(A block of data)
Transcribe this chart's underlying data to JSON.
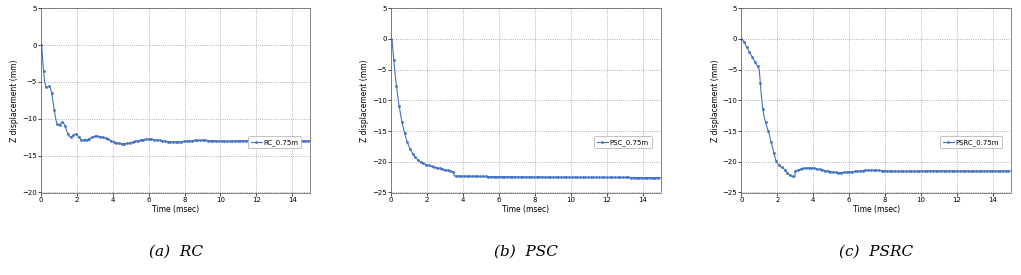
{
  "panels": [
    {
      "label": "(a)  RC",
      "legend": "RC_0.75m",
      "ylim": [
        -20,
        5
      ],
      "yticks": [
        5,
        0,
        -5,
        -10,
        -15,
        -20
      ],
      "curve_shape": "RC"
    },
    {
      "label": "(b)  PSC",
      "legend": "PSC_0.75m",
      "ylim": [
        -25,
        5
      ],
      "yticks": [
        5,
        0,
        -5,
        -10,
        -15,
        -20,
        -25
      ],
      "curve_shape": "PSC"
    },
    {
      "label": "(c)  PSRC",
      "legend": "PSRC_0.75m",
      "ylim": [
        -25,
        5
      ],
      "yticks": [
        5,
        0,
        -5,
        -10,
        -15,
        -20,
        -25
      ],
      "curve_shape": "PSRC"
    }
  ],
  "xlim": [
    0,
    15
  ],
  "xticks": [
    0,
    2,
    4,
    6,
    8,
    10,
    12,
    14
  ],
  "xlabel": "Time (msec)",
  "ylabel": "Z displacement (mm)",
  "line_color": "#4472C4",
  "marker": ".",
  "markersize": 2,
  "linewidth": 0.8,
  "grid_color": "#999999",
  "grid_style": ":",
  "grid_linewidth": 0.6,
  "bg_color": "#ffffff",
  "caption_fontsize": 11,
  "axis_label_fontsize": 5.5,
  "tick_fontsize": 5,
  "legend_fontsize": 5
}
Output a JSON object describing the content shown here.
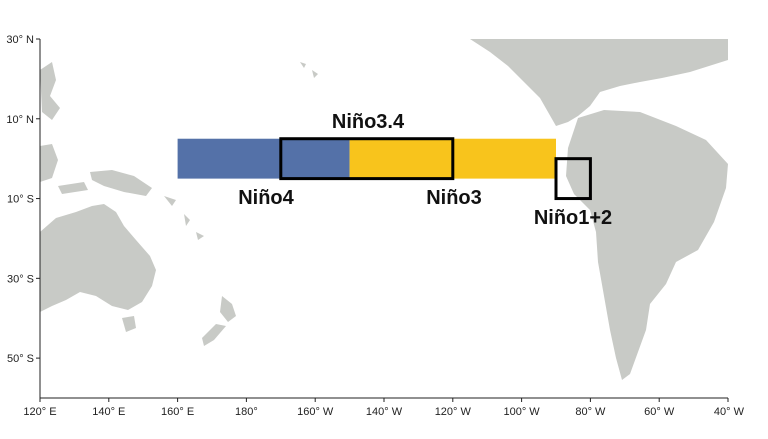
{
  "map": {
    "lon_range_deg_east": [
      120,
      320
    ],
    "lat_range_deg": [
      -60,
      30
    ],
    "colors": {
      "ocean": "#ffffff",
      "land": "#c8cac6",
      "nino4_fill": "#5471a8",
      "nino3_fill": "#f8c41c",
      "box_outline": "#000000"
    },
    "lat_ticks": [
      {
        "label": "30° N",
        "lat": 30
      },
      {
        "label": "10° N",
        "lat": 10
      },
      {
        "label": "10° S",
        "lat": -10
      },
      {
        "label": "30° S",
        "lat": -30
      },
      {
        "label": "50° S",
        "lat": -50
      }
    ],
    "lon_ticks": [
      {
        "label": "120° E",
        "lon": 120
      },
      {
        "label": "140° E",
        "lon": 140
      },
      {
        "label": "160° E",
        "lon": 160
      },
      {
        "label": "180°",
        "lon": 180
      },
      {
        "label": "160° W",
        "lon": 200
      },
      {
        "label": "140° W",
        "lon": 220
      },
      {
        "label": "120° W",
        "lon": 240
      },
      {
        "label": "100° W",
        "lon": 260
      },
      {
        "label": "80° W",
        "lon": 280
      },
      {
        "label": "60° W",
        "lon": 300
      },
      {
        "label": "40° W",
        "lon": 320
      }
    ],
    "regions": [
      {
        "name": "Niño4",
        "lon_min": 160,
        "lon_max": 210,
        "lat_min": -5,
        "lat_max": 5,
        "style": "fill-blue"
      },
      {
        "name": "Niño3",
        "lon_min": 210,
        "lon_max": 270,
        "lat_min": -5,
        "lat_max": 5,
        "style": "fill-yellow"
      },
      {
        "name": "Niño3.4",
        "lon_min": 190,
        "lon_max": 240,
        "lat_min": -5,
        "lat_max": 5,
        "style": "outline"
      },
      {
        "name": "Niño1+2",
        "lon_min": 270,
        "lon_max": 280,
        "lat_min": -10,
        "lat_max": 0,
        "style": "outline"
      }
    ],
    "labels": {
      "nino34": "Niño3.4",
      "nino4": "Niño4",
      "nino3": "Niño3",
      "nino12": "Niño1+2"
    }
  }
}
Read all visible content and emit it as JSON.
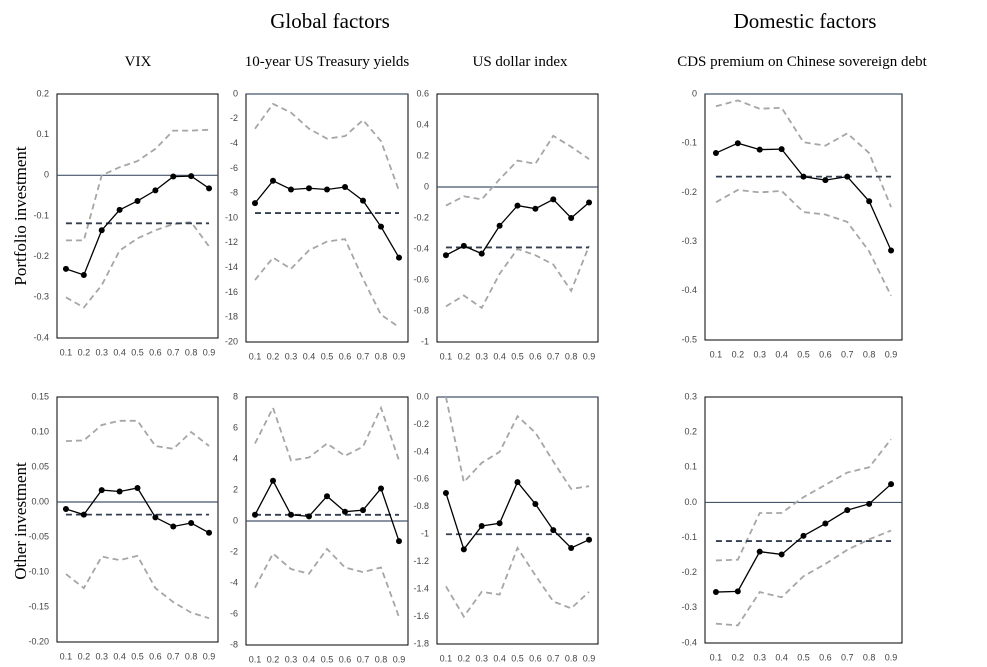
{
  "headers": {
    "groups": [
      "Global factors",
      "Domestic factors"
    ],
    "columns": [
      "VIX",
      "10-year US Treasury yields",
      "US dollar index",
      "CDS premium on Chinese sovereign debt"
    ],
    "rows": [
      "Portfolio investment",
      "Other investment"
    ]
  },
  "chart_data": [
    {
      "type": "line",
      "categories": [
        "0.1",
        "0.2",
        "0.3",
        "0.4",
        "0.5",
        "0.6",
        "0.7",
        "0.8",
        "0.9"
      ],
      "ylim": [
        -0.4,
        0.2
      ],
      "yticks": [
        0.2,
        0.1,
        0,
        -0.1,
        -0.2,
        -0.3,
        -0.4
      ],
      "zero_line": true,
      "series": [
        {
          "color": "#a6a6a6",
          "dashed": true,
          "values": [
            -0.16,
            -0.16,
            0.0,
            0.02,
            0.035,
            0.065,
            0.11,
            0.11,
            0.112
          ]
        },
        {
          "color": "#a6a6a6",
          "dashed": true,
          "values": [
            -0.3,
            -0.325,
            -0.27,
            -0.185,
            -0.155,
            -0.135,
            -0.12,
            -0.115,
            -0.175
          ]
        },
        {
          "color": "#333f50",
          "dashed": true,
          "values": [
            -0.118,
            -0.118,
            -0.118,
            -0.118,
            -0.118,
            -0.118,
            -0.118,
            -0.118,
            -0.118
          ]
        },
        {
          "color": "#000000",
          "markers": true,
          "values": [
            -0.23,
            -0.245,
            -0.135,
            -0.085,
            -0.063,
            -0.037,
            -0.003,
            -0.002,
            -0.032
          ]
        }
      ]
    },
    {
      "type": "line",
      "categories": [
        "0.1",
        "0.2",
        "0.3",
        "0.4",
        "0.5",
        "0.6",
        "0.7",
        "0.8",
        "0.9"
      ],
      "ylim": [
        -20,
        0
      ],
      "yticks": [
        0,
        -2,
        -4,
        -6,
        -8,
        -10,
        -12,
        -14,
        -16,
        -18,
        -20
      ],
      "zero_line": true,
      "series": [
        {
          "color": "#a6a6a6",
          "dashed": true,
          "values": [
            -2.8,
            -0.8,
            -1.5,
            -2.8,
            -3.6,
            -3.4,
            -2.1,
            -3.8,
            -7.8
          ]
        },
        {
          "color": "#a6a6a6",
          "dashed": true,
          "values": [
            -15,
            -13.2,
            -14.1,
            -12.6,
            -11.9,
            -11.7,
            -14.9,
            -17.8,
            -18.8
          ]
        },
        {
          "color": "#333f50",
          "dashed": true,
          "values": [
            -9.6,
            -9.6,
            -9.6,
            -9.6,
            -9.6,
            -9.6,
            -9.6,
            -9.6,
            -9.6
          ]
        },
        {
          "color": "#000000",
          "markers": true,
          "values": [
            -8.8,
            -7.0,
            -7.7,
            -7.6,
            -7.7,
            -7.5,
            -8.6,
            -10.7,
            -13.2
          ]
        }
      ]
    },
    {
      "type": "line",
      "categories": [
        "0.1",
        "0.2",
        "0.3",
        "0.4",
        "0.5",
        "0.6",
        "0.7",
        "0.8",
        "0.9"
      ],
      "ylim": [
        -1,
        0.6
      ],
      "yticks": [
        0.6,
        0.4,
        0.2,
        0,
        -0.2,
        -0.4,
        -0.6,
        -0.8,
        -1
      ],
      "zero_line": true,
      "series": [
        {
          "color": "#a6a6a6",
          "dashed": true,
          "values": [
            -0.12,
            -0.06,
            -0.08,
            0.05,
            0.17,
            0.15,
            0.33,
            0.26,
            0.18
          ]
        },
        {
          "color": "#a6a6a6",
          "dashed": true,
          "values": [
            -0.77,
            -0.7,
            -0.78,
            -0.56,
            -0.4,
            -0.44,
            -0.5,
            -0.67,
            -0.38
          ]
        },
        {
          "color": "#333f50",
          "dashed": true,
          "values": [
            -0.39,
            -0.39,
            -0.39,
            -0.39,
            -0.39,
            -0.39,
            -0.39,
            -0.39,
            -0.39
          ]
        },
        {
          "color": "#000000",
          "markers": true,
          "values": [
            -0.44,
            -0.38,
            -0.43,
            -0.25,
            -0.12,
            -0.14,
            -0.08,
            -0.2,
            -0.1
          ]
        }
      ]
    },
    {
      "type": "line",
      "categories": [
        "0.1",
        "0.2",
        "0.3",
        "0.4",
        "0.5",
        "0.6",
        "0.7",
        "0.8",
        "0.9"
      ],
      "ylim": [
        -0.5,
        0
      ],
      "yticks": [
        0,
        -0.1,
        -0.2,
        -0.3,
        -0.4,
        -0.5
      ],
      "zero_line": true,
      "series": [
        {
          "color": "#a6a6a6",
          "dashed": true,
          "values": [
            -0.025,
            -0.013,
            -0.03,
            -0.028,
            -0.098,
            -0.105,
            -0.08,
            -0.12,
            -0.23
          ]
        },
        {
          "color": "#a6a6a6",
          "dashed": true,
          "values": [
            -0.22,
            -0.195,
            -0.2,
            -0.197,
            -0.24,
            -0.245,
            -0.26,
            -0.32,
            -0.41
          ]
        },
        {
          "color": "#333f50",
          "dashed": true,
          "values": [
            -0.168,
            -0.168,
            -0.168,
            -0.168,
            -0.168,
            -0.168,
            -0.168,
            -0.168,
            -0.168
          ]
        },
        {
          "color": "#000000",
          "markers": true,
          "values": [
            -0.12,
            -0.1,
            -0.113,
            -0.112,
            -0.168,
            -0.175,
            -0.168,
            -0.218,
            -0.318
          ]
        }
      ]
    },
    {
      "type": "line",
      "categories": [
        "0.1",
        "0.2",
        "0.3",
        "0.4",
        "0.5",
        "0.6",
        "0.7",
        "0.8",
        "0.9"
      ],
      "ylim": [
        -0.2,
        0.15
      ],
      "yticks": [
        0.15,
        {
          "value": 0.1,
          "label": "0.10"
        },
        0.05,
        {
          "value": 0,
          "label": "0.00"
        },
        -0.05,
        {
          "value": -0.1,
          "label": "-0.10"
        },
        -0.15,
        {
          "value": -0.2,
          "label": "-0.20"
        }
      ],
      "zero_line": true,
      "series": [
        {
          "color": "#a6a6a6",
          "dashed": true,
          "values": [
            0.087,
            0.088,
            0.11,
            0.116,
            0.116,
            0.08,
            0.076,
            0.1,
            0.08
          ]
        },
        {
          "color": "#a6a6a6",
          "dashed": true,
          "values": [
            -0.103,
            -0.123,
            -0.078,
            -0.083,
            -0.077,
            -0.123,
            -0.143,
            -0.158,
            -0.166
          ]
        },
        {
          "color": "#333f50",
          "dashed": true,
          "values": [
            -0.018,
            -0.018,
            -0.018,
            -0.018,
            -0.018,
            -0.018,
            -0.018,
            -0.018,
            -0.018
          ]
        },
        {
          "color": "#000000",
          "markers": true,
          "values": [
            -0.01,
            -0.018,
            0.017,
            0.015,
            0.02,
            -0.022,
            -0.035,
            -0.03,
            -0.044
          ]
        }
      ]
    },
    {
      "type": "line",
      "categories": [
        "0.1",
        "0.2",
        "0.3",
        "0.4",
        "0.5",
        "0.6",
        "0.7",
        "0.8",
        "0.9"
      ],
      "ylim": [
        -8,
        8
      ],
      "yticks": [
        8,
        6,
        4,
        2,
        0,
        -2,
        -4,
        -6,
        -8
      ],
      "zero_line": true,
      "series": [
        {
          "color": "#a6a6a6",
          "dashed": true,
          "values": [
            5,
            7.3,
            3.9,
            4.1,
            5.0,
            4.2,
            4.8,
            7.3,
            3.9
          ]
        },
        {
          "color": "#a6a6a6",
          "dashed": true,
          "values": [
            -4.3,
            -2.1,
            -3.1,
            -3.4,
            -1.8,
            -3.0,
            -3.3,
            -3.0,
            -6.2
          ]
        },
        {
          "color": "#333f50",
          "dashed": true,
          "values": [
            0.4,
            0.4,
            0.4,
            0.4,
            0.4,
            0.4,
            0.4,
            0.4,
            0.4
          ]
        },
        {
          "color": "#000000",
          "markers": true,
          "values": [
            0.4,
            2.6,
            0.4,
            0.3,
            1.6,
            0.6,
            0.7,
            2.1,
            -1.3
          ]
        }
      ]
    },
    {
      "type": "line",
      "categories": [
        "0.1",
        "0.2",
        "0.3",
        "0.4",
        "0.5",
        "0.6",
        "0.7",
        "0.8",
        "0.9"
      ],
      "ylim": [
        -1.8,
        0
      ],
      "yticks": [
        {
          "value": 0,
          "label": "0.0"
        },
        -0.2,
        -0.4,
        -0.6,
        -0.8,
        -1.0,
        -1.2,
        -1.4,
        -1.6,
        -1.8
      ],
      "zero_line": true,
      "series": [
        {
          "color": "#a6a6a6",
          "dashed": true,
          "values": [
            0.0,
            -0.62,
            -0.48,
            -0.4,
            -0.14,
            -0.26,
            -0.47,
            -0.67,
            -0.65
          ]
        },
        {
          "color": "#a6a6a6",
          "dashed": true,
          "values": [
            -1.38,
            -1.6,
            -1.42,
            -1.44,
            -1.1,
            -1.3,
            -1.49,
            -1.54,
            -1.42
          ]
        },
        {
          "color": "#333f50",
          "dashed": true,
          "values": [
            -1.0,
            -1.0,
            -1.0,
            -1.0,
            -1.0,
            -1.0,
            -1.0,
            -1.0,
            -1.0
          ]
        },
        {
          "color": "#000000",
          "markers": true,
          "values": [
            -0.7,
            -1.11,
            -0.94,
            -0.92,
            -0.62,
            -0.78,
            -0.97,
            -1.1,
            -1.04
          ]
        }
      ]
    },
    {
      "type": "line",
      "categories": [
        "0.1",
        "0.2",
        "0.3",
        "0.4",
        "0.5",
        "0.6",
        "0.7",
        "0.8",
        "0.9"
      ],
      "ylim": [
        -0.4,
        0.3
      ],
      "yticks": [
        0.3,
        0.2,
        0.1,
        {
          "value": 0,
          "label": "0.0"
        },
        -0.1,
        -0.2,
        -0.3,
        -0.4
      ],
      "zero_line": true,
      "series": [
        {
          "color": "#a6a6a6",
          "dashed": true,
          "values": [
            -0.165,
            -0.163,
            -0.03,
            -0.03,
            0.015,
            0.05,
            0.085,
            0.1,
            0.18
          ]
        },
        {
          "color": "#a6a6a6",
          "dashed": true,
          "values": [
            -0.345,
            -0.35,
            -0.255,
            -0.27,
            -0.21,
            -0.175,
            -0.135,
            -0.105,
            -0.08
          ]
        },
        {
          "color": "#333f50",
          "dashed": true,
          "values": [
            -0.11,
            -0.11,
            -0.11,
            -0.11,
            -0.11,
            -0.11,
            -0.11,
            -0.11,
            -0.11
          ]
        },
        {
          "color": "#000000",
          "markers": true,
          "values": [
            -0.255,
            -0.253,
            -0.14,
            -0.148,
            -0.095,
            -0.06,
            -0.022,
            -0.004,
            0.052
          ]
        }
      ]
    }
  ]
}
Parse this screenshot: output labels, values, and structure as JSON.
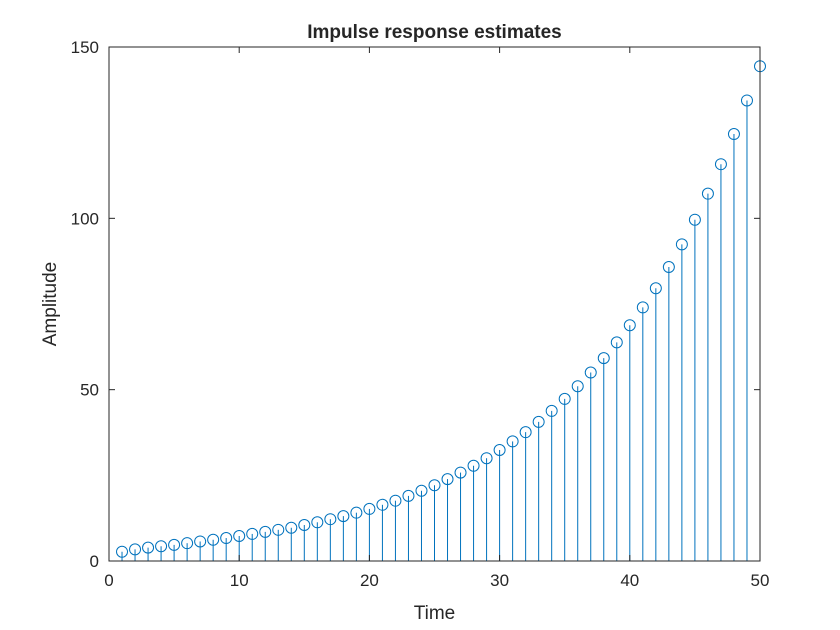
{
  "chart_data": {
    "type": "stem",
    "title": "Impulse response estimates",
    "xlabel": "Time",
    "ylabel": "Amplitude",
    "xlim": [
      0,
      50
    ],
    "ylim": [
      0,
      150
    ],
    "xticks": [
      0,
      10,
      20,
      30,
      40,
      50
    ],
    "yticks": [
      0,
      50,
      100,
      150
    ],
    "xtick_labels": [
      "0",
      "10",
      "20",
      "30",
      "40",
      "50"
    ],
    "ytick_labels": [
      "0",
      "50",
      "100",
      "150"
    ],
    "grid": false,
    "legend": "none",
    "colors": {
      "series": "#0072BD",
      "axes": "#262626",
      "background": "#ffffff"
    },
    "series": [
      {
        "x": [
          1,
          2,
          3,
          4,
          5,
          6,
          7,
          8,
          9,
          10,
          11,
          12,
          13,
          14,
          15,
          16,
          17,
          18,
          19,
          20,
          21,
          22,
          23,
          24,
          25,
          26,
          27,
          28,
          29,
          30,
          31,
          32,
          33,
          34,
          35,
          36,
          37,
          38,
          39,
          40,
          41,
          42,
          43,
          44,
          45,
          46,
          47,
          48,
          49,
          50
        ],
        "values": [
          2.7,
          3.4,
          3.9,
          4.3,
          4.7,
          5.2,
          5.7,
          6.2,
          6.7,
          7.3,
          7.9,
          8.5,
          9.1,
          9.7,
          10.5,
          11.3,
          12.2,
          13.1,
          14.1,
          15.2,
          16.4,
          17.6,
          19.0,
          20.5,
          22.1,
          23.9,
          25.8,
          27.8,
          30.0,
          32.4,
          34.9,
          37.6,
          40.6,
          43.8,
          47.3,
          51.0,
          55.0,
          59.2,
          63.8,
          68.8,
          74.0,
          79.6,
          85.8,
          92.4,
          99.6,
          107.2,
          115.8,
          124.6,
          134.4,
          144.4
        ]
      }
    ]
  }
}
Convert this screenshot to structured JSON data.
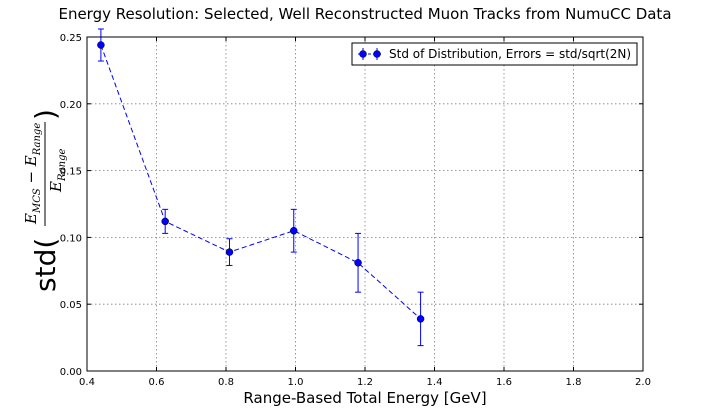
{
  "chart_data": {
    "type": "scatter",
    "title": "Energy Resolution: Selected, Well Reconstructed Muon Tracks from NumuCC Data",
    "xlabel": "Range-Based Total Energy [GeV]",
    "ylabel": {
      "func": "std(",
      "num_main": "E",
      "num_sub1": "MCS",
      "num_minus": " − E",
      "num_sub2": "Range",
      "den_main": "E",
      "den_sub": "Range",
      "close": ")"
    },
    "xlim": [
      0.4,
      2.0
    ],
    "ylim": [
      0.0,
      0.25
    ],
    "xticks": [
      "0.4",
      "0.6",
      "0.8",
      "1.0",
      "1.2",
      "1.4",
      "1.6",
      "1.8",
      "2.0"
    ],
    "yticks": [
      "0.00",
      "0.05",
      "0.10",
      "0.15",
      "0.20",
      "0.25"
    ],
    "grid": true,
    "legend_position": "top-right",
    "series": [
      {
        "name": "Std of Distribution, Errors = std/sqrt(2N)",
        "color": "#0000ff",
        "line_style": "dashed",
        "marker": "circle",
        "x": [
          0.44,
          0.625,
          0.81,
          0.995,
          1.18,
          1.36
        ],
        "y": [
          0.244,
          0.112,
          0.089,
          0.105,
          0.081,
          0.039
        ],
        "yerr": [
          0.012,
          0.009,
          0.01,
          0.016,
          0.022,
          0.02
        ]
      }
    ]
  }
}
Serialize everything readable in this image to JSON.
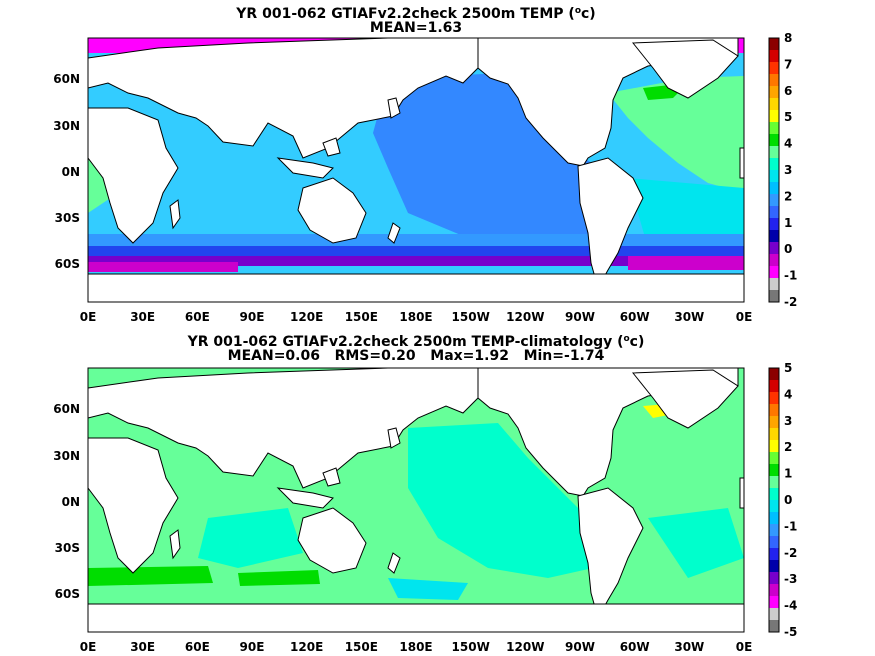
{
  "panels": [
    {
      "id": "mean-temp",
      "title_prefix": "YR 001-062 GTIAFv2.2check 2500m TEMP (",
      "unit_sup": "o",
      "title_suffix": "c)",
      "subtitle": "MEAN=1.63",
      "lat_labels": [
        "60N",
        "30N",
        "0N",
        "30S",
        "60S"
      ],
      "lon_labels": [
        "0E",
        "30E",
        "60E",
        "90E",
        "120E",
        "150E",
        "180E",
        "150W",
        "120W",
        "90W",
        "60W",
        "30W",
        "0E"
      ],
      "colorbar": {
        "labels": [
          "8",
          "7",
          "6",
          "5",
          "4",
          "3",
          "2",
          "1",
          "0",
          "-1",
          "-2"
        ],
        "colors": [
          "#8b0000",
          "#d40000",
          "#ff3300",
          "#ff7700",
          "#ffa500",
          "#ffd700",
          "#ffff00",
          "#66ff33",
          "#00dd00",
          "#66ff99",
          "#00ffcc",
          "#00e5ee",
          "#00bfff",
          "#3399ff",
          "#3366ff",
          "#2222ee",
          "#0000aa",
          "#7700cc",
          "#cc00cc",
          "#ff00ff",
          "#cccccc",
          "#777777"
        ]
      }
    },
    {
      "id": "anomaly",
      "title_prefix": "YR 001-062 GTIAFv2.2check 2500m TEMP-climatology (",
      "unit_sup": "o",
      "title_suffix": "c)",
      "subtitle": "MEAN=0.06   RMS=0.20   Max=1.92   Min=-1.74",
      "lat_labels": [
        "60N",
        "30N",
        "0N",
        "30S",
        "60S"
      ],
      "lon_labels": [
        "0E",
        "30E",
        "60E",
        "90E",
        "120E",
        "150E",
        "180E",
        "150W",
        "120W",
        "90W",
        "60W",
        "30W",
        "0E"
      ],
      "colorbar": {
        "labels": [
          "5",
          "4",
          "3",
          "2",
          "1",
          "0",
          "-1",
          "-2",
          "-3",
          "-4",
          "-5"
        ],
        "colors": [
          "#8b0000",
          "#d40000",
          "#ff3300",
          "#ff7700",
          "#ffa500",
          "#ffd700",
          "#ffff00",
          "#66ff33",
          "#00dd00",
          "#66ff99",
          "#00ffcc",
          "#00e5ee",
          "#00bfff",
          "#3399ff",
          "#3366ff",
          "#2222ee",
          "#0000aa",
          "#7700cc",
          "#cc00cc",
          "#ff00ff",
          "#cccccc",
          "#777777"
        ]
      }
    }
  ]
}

#### SHORT EXERCISE
Copy out every line where the word "this" occurs.

#### WRITTEN RESPONSE
Transcribe this chart's underlying data to JSON.
Parse this screenshot: output labels, values, and structure as JSON.
Convert this screenshot to structured JSON data.
Serialize everything readable in this image to JSON.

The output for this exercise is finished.